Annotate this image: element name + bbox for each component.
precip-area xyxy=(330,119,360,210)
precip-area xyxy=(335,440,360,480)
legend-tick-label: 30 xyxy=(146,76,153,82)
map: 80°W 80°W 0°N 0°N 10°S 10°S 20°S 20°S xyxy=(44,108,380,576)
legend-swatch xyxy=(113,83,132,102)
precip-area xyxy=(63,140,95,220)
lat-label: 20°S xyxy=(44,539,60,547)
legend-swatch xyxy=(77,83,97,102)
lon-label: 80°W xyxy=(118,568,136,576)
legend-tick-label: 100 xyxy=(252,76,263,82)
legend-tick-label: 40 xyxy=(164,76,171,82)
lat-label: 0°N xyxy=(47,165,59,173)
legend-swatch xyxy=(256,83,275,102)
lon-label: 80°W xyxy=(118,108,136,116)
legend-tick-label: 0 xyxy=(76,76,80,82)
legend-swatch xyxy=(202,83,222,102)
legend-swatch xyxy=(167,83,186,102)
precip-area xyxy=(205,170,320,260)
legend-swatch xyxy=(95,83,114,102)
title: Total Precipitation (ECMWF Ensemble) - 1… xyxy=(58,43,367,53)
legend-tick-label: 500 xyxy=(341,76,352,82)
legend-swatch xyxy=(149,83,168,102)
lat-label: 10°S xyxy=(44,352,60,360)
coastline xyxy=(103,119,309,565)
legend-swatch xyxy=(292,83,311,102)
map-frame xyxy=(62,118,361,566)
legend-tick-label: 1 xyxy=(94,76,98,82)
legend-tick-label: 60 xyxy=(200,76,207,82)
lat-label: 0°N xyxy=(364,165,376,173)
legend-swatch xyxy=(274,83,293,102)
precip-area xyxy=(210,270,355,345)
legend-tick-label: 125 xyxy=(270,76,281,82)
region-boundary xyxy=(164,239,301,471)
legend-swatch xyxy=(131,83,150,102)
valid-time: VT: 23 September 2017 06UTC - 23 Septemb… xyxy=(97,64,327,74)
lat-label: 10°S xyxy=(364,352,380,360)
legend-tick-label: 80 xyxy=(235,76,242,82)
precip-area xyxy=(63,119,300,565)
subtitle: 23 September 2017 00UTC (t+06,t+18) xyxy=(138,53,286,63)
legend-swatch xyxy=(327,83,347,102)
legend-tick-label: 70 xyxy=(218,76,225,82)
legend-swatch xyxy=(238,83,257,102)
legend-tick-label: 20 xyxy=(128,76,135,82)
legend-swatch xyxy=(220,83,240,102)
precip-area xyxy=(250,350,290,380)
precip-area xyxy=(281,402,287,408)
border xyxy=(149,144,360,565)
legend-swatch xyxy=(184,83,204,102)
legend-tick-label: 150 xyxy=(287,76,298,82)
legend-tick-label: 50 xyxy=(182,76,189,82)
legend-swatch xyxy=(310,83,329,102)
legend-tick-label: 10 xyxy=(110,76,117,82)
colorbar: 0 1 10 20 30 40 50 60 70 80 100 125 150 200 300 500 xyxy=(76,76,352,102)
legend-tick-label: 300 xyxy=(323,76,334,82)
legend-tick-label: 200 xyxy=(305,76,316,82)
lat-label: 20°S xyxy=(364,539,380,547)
********************
- [EXERCISE DIRECTIONS]: Please copy the entries from the beginning through the line containing "region-boundary xyxy=(164,239,301,471)", both ends included, switching every "precip-area" to "precipitation-area" and leaving the rest unchanged.

- [THE SOLUTION]:
Annotate this image: element name + bbox for each component.
precipitation-area xyxy=(330,119,360,210)
precipitation-area xyxy=(335,440,360,480)
legend-tick-label: 30 xyxy=(146,76,153,82)
map: 80°W 80°W 0°N 0°N 10°S 10°S 20°S 20°S xyxy=(44,108,380,576)
legend-swatch xyxy=(113,83,132,102)
precipitation-area xyxy=(63,140,95,220)
lat-label: 20°S xyxy=(44,539,60,547)
legend-swatch xyxy=(77,83,97,102)
lon-label: 80°W xyxy=(118,568,136,576)
legend-tick-label: 100 xyxy=(252,76,263,82)
legend-tick-label: 40 xyxy=(164,76,171,82)
lat-label: 0°N xyxy=(47,165,59,173)
legend-swatch xyxy=(256,83,275,102)
lon-label: 80°W xyxy=(118,108,136,116)
legend-tick-label: 0 xyxy=(76,76,80,82)
legend-swatch xyxy=(202,83,222,102)
legend-swatch xyxy=(167,83,186,102)
precipitation-area xyxy=(205,170,320,260)
legend-swatch xyxy=(95,83,114,102)
title: Total Precipitation (ECMWF Ensemble) - 1… xyxy=(58,43,367,53)
legend-tick-label: 500 xyxy=(341,76,352,82)
legend-swatch xyxy=(149,83,168,102)
lat-label: 10°S xyxy=(44,352,60,360)
coastline xyxy=(103,119,309,565)
legend-swatch xyxy=(292,83,311,102)
map-frame xyxy=(62,118,361,566)
legend-tick-label: 1 xyxy=(94,76,98,82)
legend-tick-label: 60 xyxy=(200,76,207,82)
lat-label: 0°N xyxy=(364,165,376,173)
legend-swatch xyxy=(274,83,293,102)
precipitation-area xyxy=(210,270,355,345)
legend-tick-label: 125 xyxy=(270,76,281,82)
region-boundary xyxy=(164,239,301,471)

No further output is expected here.